◆ LISTED ENTRIES:
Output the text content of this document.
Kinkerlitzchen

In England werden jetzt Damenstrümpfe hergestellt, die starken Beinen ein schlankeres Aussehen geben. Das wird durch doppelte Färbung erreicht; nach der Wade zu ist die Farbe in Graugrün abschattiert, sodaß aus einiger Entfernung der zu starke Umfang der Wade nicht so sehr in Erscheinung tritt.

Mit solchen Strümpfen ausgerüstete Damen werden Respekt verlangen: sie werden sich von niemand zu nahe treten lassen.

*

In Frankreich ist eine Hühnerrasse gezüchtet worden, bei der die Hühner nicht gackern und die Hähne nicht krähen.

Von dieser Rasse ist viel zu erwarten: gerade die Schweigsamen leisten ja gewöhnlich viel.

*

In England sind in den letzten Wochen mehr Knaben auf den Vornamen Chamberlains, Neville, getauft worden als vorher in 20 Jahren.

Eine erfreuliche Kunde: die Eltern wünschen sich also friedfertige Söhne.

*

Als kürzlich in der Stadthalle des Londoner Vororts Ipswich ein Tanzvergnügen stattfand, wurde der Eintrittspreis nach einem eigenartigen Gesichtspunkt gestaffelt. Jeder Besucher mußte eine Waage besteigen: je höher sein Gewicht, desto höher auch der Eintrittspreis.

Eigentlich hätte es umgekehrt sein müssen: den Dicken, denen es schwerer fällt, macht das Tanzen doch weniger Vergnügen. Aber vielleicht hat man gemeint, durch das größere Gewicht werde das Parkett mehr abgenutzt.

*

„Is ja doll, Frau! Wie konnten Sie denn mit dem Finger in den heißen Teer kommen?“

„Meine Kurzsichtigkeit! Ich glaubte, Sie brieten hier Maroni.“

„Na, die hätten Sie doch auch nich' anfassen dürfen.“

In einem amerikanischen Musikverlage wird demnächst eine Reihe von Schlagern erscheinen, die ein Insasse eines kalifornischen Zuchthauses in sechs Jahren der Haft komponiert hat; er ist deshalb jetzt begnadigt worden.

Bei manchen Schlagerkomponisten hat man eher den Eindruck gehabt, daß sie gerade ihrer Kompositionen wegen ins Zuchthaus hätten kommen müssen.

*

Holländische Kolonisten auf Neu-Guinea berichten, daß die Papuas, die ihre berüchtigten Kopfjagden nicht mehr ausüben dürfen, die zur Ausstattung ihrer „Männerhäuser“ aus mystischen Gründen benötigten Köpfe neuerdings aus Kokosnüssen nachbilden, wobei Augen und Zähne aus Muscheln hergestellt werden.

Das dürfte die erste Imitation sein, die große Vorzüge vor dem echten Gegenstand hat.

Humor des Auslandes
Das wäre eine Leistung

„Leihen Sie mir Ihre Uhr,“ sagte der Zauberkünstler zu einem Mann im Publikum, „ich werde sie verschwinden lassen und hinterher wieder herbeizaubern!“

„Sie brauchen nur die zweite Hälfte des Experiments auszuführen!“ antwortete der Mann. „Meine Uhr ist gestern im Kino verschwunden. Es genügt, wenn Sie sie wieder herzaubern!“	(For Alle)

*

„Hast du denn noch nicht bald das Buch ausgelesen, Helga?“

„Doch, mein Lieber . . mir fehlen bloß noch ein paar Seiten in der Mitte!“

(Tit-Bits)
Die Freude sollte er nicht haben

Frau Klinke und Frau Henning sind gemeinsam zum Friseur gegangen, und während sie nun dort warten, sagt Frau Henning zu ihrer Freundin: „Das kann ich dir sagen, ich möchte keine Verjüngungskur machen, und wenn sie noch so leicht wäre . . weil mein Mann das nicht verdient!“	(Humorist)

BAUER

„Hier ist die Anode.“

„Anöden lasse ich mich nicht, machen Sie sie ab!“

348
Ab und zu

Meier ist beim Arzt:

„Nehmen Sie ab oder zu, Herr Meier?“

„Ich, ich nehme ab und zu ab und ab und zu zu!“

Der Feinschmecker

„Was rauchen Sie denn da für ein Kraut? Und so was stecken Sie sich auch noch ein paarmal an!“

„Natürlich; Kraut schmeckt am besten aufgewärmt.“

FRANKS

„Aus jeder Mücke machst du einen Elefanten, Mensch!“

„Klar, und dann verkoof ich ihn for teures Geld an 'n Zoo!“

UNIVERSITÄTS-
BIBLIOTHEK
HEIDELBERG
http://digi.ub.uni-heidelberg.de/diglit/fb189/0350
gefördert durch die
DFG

◆ EXERCISE REQUIREMENTS:
All of the material above needs to be retyped word for word.

◆ SOLUTION TO THE PROBLEM:
Output the text content of this document.
Kinkerlitzchen

In England werden jetzt Damenstrümpfe hergestellt, die starken Beinen ein schlankeres Aussehen geben. Das wird durch doppelte Färbung erreicht; nach der Wade zu ist die Farbe in Graugrün abschattiert, sodaß aus einiger Entfernung der zu starke Umfang der Wade nicht so sehr in Erscheinung tritt.

Mit solchen Strümpfen ausgerüstete Damen werden Respekt verlangen: sie werden sich von niemand zu nahe treten lassen.

*

In Frankreich ist eine Hühnerrasse gezüchtet worden, bei der die Hühner nicht gackern und die Hähne nicht krähen.

Von dieser Rasse ist viel zu erwarten: gerade die Schweigsamen leisten ja gewöhnlich viel.

*

In England sind in den letzten Wochen mehr Knaben auf den Vornamen Chamberlains, Neville, getauft worden als vorher in 20 Jahren.

Eine erfreuliche Kunde: die Eltern wünschen sich also friedfertige Söhne.

*

Als kürzlich in der Stadthalle des Londoner Vororts Ipswich ein Tanzvergnügen stattfand, wurde der Eintrittspreis nach einem eigenartigen Gesichtspunkt gestaffelt. Jeder Besucher mußte eine Waage besteigen: je höher sein Gewicht, desto höher auch der Eintrittspreis.

Eigentlich hätte es umgekehrt sein müssen: den Dicken, denen es schwerer fällt, macht das Tanzen doch weniger Vergnügen. Aber vielleicht hat man gemeint, durch das größere Gewicht werde das Parkett mehr abgenutzt.

*

„Is ja doll, Frau! Wie konnten Sie denn mit dem Finger in den heißen Teer kommen?“

„Meine Kurzsichtigkeit! Ich glaubte, Sie brieten hier Maroni.“

„Na, die hätten Sie doch auch nich' anfassen dürfen.“

In einem amerikanischen Musikverlage wird demnächst eine Reihe von Schlagern erscheinen, die ein Insasse eines kalifornischen Zuchthauses in sechs Jahren der Haft komponiert hat; er ist deshalb jetzt begnadigt worden.

Bei manchen Schlagerkomponisten hat man eher den Eindruck gehabt, daß sie gerade ihrer Kompositionen wegen ins Zuchthaus hätten kommen müssen.

*

Holländische Kolonisten auf Neu-Guinea berichten, daß die Papuas, die ihre berüchtigten Kopfjagden nicht mehr ausüben dürfen, die zur Ausstattung ihrer „Männerhäuser“ aus mystischen Gründen benötigten Köpfe neuerdings aus Kokosnüssen nachbilden, wobei Augen und Zähne aus Muscheln hergestellt werden.

Das dürfte die erste Imitation sein, die große Vorzüge vor dem echten Gegenstand hat.

Humor des Auslandes
Das wäre eine Leistung

„Leihen Sie mir Ihre Uhr,“ sagte der Zauberkünstler zu einem Mann im Publikum, „ich werde sie verschwinden lassen und hinterher wieder herbeizaubern!“

„Sie brauchen nur die zweite Hälfte des Experiments auszuführen!“ antwortete der Mann. „Meine Uhr ist gestern im Kino verschwunden. Es genügt, wenn Sie sie wieder herzaubern!“	(For Alle)

*

„Hast du denn noch nicht bald das Buch ausgelesen, Helga?“

„Doch, mein Lieber . . mir fehlen bloß noch ein paar Seiten in der Mitte!“

(Tit-Bits)
Die Freude sollte er nicht haben

Frau Klinke und Frau Henning sind gemeinsam zum Friseur gegangen, und während sie nun dort warten, sagt Frau Henning zu ihrer Freundin: „Das kann ich dir sagen, ich möchte keine Verjüngungskur machen, und wenn sie noch so leicht wäre . . weil mein Mann das nicht verdient!“	(Humorist)

BAUER

„Hier ist die Anode.“

„Anöden lasse ich mich nicht, machen Sie sie ab!“

348
Ab und zu

Meier ist beim Arzt:

„Nehmen Sie ab oder zu, Herr Meier?“

„Ich, ich nehme ab und zu ab und ab und zu zu!“

Der Feinschmecker

„Was rauchen Sie denn da für ein Kraut? Und so was stecken Sie sich auch noch ein paarmal an!“

„Natürlich; Kraut schmeckt am besten aufgewärmt.“

FRANKS

„Aus jeder Mücke machst du einen Elefanten, Mensch!“

„Klar, und dann verkoof ich ihn for teures Geld an 'n Zoo!“

UNIVERSITÄTS-
BIBLIOTHEK
HEIDELBERG
http://digi.ub.uni-heidelberg.de/diglit/fb189/0350
gefördert durch die
DFG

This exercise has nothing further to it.